■ **SHORT PROBLEM**: Write out all the material exactly. Leave nothing out.

■ **DATA TO PROCESS**:
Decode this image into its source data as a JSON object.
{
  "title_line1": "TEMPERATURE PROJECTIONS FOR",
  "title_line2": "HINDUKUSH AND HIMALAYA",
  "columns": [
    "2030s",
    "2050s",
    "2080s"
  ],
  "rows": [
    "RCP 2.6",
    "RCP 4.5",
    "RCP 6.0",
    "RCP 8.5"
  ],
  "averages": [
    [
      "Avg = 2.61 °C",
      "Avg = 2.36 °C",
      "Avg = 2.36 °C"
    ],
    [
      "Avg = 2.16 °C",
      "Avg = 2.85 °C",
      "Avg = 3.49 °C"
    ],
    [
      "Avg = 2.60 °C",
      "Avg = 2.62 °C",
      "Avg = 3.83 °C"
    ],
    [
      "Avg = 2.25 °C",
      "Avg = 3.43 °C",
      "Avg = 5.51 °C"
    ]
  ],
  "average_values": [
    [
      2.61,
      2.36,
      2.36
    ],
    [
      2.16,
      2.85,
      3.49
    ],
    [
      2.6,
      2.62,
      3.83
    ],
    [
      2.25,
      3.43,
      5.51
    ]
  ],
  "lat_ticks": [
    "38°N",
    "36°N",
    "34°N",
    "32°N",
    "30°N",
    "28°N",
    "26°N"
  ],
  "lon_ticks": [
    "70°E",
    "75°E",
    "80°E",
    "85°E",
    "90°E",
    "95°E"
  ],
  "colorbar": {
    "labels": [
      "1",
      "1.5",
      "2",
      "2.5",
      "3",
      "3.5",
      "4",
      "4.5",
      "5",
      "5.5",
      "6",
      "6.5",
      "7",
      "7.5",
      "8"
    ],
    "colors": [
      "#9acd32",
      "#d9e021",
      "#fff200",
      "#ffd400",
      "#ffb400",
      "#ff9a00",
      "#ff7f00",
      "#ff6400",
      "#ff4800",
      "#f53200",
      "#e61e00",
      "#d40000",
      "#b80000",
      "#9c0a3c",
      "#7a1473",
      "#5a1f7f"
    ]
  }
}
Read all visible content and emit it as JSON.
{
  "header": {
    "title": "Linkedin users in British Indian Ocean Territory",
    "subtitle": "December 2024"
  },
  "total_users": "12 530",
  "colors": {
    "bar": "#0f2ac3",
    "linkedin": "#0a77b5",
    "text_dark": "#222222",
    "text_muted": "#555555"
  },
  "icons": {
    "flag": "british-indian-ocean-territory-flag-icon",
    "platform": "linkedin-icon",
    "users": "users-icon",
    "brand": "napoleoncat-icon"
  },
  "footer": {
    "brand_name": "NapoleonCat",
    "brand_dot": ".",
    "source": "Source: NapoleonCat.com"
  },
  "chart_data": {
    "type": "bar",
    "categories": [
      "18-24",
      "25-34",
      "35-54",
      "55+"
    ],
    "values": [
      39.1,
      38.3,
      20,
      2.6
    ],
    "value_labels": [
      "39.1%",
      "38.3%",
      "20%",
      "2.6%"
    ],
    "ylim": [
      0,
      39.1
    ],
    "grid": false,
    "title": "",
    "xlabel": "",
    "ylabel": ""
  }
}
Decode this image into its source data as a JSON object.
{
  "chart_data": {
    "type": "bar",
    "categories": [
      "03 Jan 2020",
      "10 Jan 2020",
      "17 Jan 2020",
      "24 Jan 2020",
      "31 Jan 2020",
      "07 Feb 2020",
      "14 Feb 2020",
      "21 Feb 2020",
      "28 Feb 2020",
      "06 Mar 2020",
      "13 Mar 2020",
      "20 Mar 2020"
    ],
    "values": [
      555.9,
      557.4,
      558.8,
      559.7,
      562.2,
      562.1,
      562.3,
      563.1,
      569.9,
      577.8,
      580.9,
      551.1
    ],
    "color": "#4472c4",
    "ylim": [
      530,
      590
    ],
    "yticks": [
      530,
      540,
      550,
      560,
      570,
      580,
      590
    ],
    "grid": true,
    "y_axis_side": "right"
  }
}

■ **THE RESPONSE**:
Decode this image into its source data as a JSON object.
{
  "title_line1": "TEMPERATURE PROJECTIONS FOR",
  "title_line2": "HINDUKUSH AND HIMALAYA",
  "columns": [
    "2030s",
    "2050s",
    "2080s"
  ],
  "rows": [
    "RCP 2.6",
    "RCP 4.5",
    "RCP 6.0",
    "RCP 8.5"
  ],
  "averages": [
    [
      "Avg = 2.61 °C",
      "Avg = 2.36 °C",
      "Avg = 2.36 °C"
    ],
    [
      "Avg = 2.16 °C",
      "Avg = 2.85 °C",
      "Avg = 3.49 °C"
    ],
    [
      "Avg = 2.60 °C",
      "Avg = 2.62 °C",
      "Avg = 3.83 °C"
    ],
    [
      "Avg = 2.25 °C",
      "Avg = 3.43 °C",
      "Avg = 5.51 °C"
    ]
  ],
  "average_values": [
    [
      2.61,
      2.36,
      2.36
    ],
    [
      2.16,
      2.85,
      3.49
    ],
    [
      2.6,
      2.62,
      3.83
    ],
    [
      2.25,
      3.43,
      5.51
    ]
  ],
  "lat_ticks": [
    "38°N",
    "36°N",
    "34°N",
    "32°N",
    "30°N",
    "28°N",
    "26°N"
  ],
  "lon_ticks": [
    "70°E",
    "75°E",
    "80°E",
    "85°E",
    "90°E",
    "95°E"
  ],
  "colorbar": {
    "labels": [
      "1",
      "1.5",
      "2",
      "2.5",
      "3",
      "3.5",
      "4",
      "4.5",
      "5",
      "5.5",
      "6",
      "6.5",
      "7",
      "7.5",
      "8"
    ],
    "colors": [
      "#9acd32",
      "#d9e021",
      "#fff200",
      "#ffd400",
      "#ffb400",
      "#ff9a00",
      "#ff7f00",
      "#ff6400",
      "#ff4800",
      "#f53200",
      "#e61e00",
      "#d40000",
      "#b80000",
      "#9c0a3c",
      "#7a1473",
      "#5a1f7f"
    ]
  }
}
Read all visible content and emit it as JSON.
{
  "header": {
    "title": "Linkedin users in British Indian Ocean Territory",
    "subtitle": "December 2024"
  },
  "total_users": "12 530",
  "colors": {
    "bar": "#0f2ac3",
    "linkedin": "#0a77b5",
    "text_dark": "#222222",
    "text_muted": "#555555"
  },
  "icons": {
    "flag": "british-indian-ocean-territory-flag-icon",
    "platform": "linkedin-icon",
    "users": "users-icon",
    "brand": "napoleoncat-icon"
  },
  "footer": {
    "brand_name": "NapoleonCat",
    "brand_dot": ".",
    "source": "Source: NapoleonCat.com"
  },
  "chart_data": {
    "type": "bar",
    "categories": [
      "18-24",
      "25-34",
      "35-54",
      "55+"
    ],
    "values": [
      39.1,
      38.3,
      20,
      2.6
    ],
    "value_labels": [
      "39.1%",
      "38.3%",
      "20%",
      "2.6%"
    ],
    "ylim": [
      0,
      39.1
    ],
    "grid": false,
    "title": "",
    "xlabel": "",
    "ylabel": ""
  }
}
Decode this image into its source data as a JSON object.
{
  "chart_data": {
    "type": "bar",
    "categories": [
      "03 Jan 2020",
      "10 Jan 2020",
      "17 Jan 2020",
      "24 Jan 2020",
      "31 Jan 2020",
      "07 Feb 2020",
      "14 Feb 2020",
      "21 Feb 2020",
      "28 Feb 2020",
      "06 Mar 2020",
      "13 Mar 2020",
      "20 Mar 2020"
    ],
    "values": [
      555.9,
      557.4,
      558.8,
      559.7,
      562.2,
      562.1,
      562.3,
      563.1,
      569.9,
      577.8,
      580.9,
      551.1
    ],
    "color": "#4472c4",
    "ylim": [
      530,
      590
    ],
    "yticks": [
      530,
      540,
      550,
      560,
      570,
      580,
      590
    ],
    "grid": true,
    "y_axis_side": "right"
  }
}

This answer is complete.